▸ **EXERCISE TASK**: In the entries below, count every line with the string "this". State the count and nothing else.

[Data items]

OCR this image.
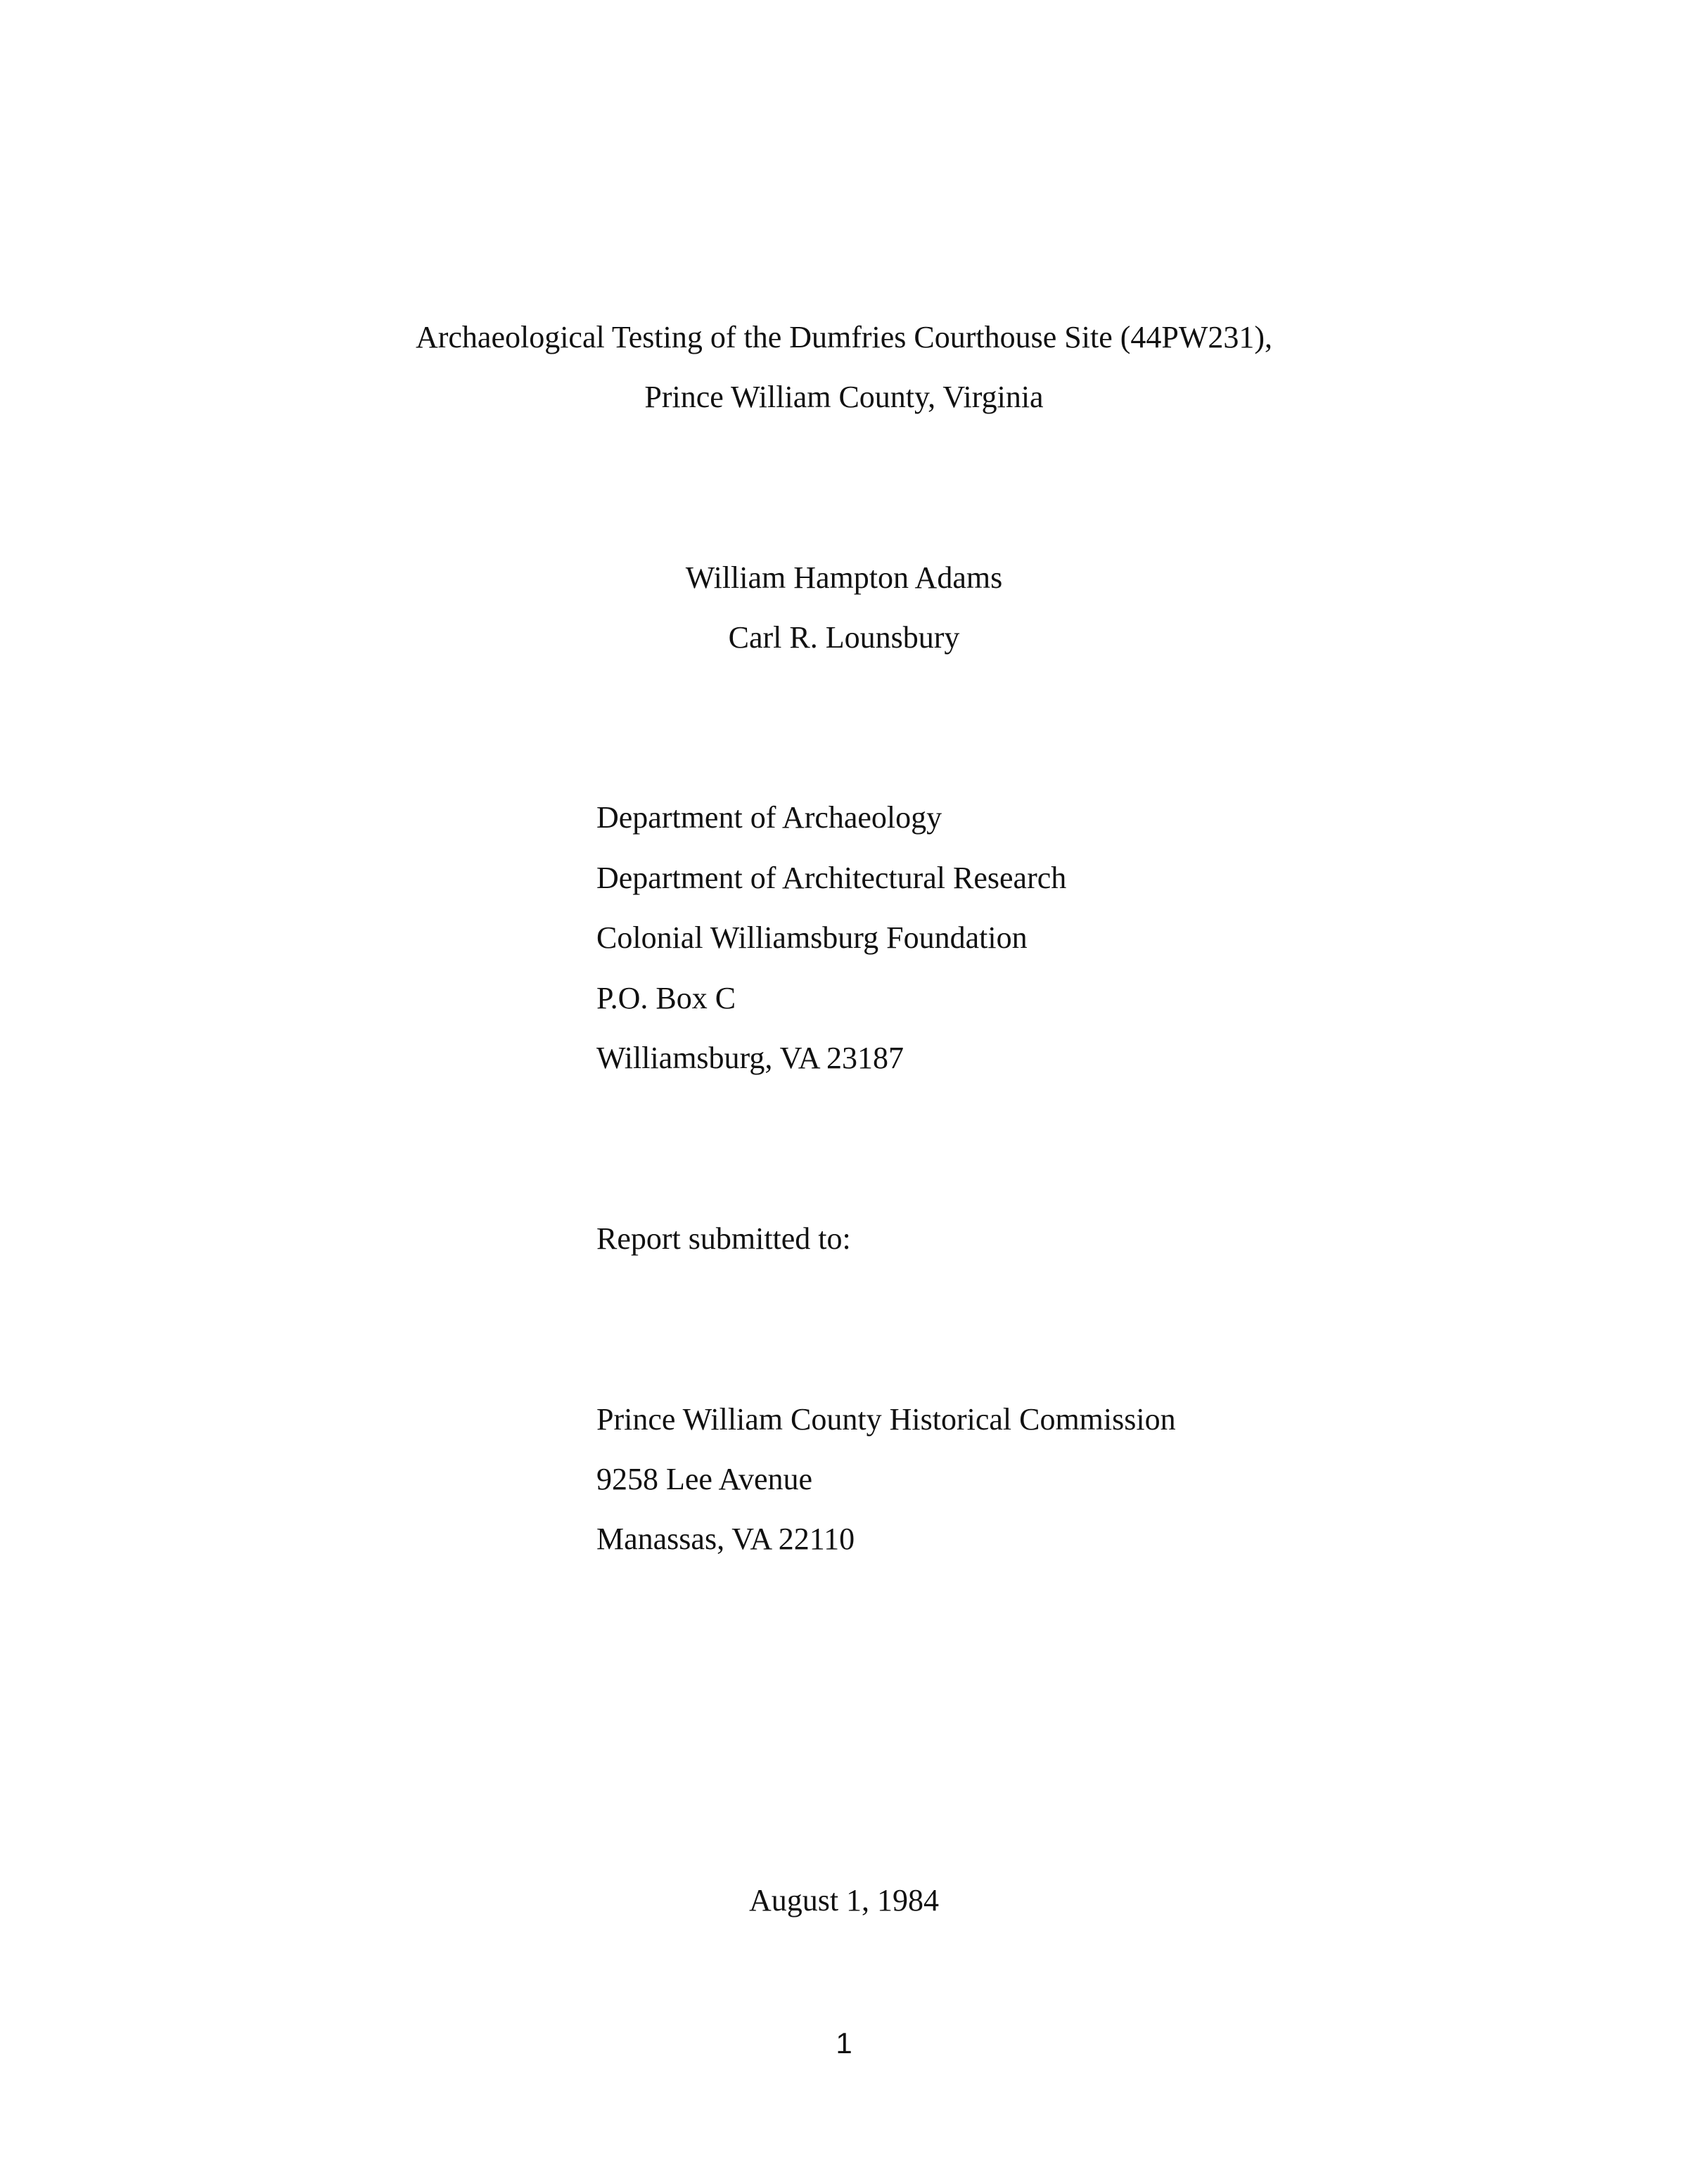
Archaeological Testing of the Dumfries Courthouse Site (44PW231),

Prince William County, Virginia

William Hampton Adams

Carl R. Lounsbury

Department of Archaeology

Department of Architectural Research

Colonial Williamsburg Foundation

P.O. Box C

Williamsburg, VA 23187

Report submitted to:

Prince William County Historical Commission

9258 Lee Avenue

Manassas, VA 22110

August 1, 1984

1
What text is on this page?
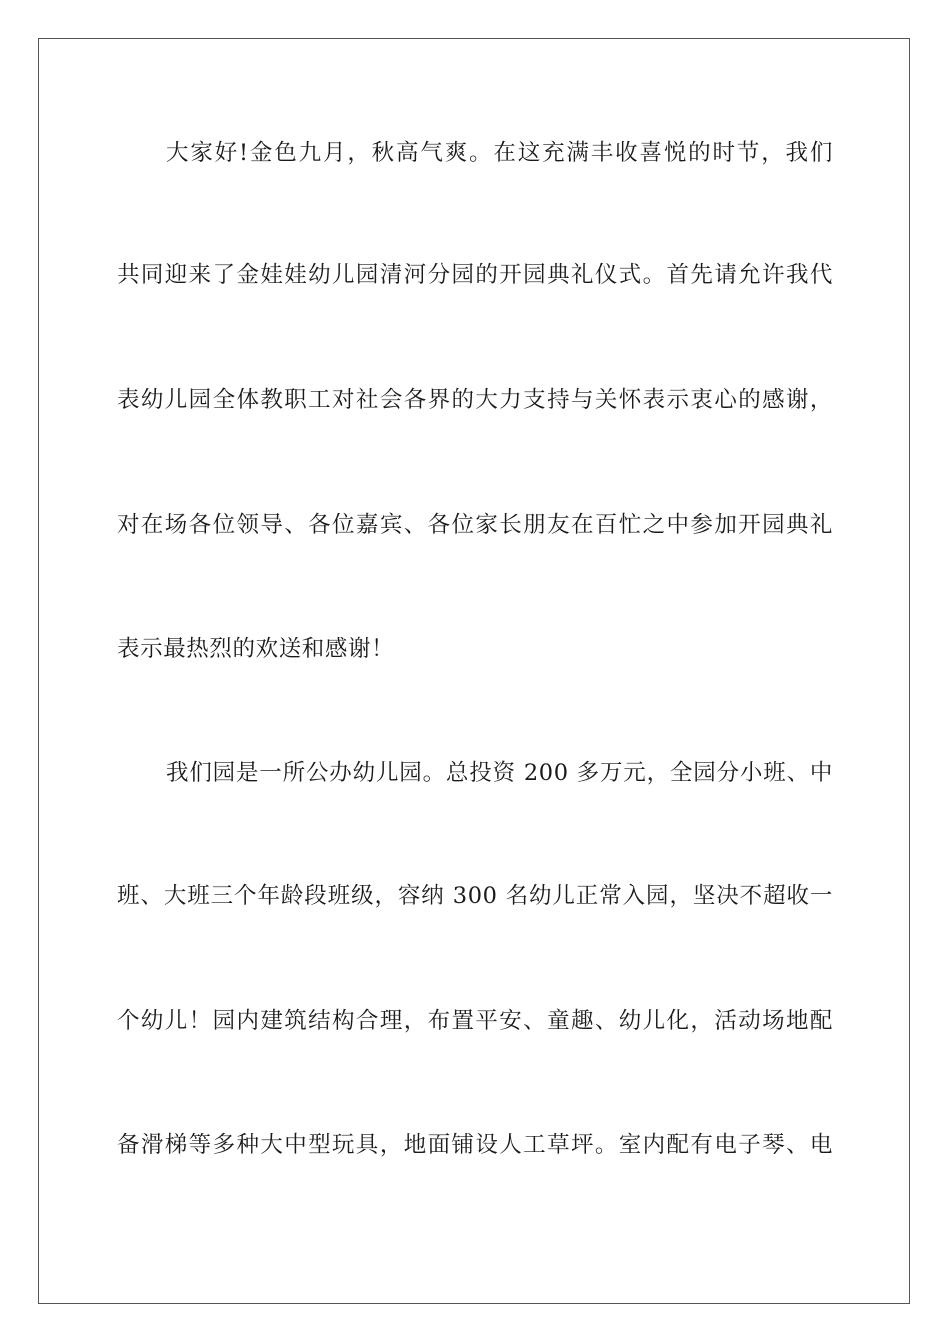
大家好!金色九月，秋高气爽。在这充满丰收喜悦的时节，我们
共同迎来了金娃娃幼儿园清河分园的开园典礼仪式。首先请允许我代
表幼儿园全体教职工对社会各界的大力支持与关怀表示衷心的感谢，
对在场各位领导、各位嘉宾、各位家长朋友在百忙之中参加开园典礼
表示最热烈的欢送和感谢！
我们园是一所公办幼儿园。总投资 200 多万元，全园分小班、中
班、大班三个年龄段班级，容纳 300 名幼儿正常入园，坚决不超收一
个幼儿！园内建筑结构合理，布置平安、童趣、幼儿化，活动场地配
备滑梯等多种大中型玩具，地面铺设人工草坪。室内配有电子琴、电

▸ **COMPLETE RESPONSE**: 2